Input data:
'''
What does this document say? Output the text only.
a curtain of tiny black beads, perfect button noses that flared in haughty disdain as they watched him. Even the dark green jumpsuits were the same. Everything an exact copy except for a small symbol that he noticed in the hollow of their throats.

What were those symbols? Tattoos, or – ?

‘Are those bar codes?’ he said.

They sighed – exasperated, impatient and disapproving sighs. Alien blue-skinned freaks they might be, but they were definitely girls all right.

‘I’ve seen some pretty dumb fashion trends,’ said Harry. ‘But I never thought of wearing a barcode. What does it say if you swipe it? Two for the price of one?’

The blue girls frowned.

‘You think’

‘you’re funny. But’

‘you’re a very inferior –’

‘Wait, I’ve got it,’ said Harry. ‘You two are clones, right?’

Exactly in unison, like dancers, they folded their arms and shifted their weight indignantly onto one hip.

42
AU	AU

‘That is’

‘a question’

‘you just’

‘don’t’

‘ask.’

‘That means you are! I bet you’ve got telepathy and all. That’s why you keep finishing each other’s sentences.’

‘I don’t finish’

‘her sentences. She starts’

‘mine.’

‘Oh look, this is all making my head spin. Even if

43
'''
Given problem:
In the records above, find the lines containing "girls" and copy them.

Response for this exercise:
They sighed – exasperated, impatient and disapproving sighs. Alien blue-skinned freaks they might be, but they were definitely girls all right.
The blue girls frowned.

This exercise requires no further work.